Extracted records:
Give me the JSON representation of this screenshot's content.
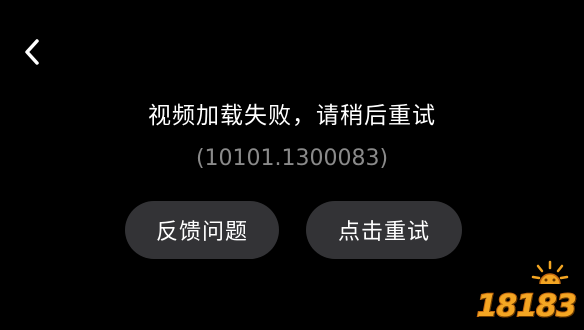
{
  "header": {
    "back_icon": "chevron-left-icon"
  },
  "error": {
    "title": "视频加载失败，请稍后重试",
    "code": "(10101.1300083)"
  },
  "actions": {
    "feedback_label": "反馈问题",
    "retry_label": "点击重试"
  },
  "watermark": {
    "text": "18183"
  },
  "colors": {
    "background": "#000000",
    "text_primary": "#ffffff",
    "text_secondary": "#8a8a8a",
    "button_bg": "#333336",
    "logo_orange": "#f4a623"
  }
}
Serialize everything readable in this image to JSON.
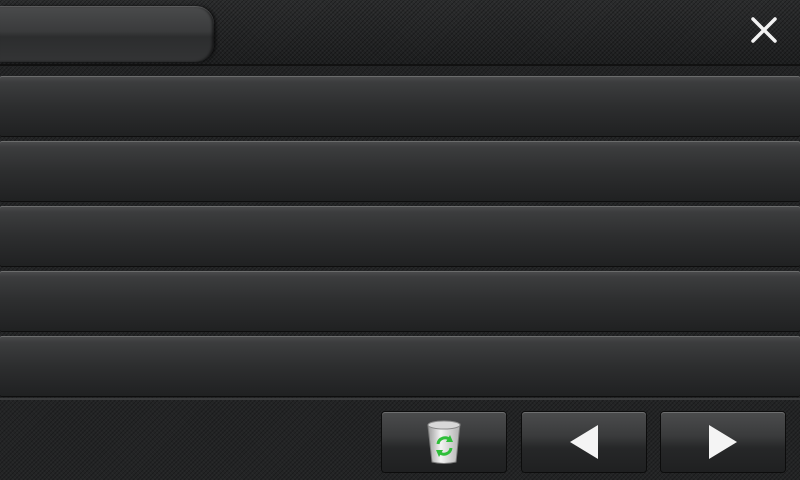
{
  "header": {
    "title": "",
    "close_icon": "close-icon"
  },
  "list": {
    "items": [
      {
        "label": ""
      },
      {
        "label": ""
      },
      {
        "label": ""
      },
      {
        "label": ""
      },
      {
        "label": ""
      }
    ]
  },
  "toolbar": {
    "recycle_icon": "recycle-bin-icon",
    "prev_icon": "arrow-left-icon",
    "next_icon": "arrow-right-icon",
    "recycle_accent": "#2fbf3a"
  }
}
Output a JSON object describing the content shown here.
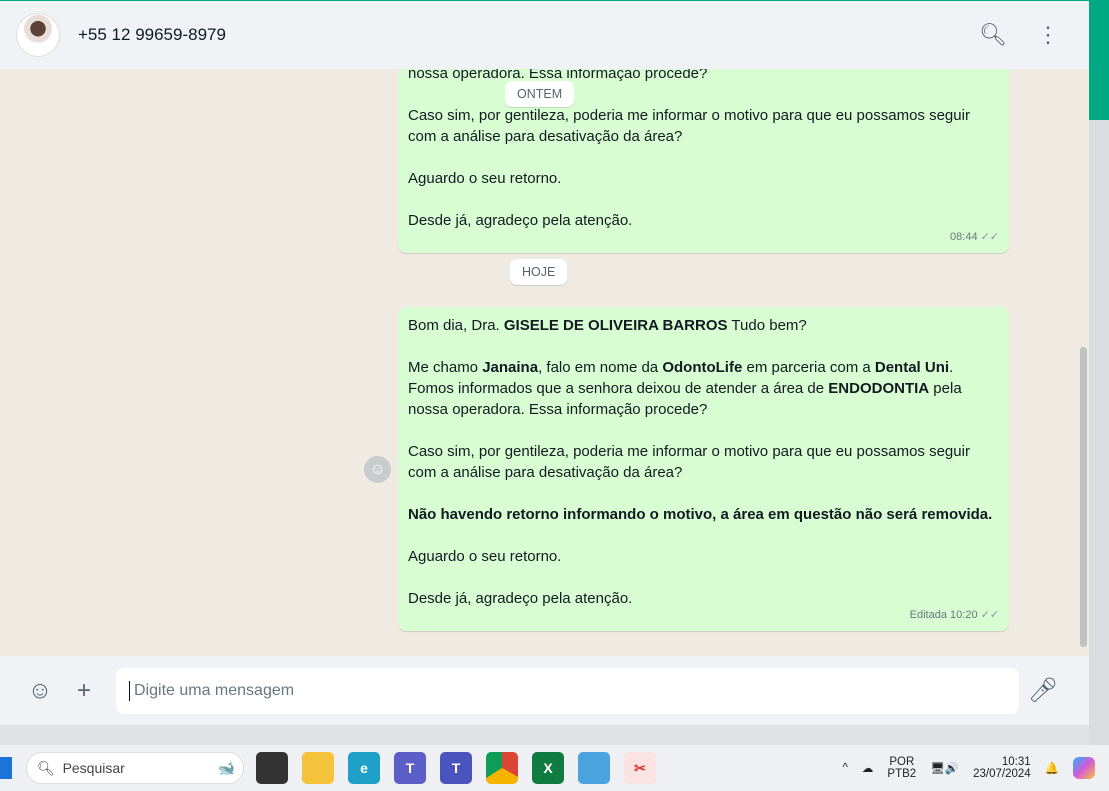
{
  "header": {
    "contact": "+55 12 99659-8979"
  },
  "dates": {
    "yesterday": "ONTEM",
    "today": "HOJE"
  },
  "msg1": {
    "lines": [
      "nossa operadora. Essa informação procede?",
      "Caso sim, por gentileza, poderia me informar o motivo para que eu possamos seguir com a análise para desativação da área?",
      "Aguardo o seu retorno.",
      "Desde já, agradeço pela atenção."
    ],
    "time": "08:44"
  },
  "msg2": {
    "greet": "Bom dia, Dra.",
    "name": "GISELE DE OLIVEIRA BARROS",
    "greet2": "Tudo bem?",
    "p2a": "Me chamo",
    "sender": "Janaina",
    "p2b": ", falo em nome da",
    "company": "OdontoLife",
    "p2c": "em parceria com a",
    "partner": "Dental Uni",
    "p2d": ". Fomos informados que a senhora deixou de atender a área de",
    "area": "ENDODONTIA",
    "p2e": "pela nossa operadora. Essa informação procede?",
    "p3": "Caso sim, por gentileza, poderia me informar o motivo para que eu possamos seguir com a análise para desativação da área?",
    "p4": "Não havendo retorno informando o motivo, a área em questão não será removida.",
    "p5": "Aguardo o seu retorno.",
    "p6": "Desde já, agradeço pela atenção.",
    "edited": "Editada",
    "time": "10:20"
  },
  "composer": {
    "placeholder": "Digite uma mensagem"
  },
  "taskbar": {
    "search": "Pesquisar",
    "lang1": "POR",
    "lang2": "PTB2",
    "time": "10:31",
    "date": "23/07/2024"
  }
}
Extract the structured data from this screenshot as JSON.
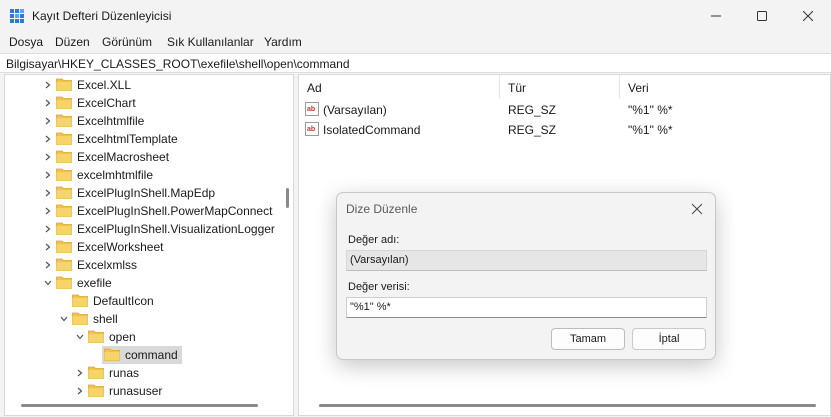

▸ **Aim**: Scan the material above. Return every line containing the string "screenshot".

▸ **Answer for the task**:
Give me the JSON representation of this screenshot's content.
Extract the structured data from this screenshot as JSON.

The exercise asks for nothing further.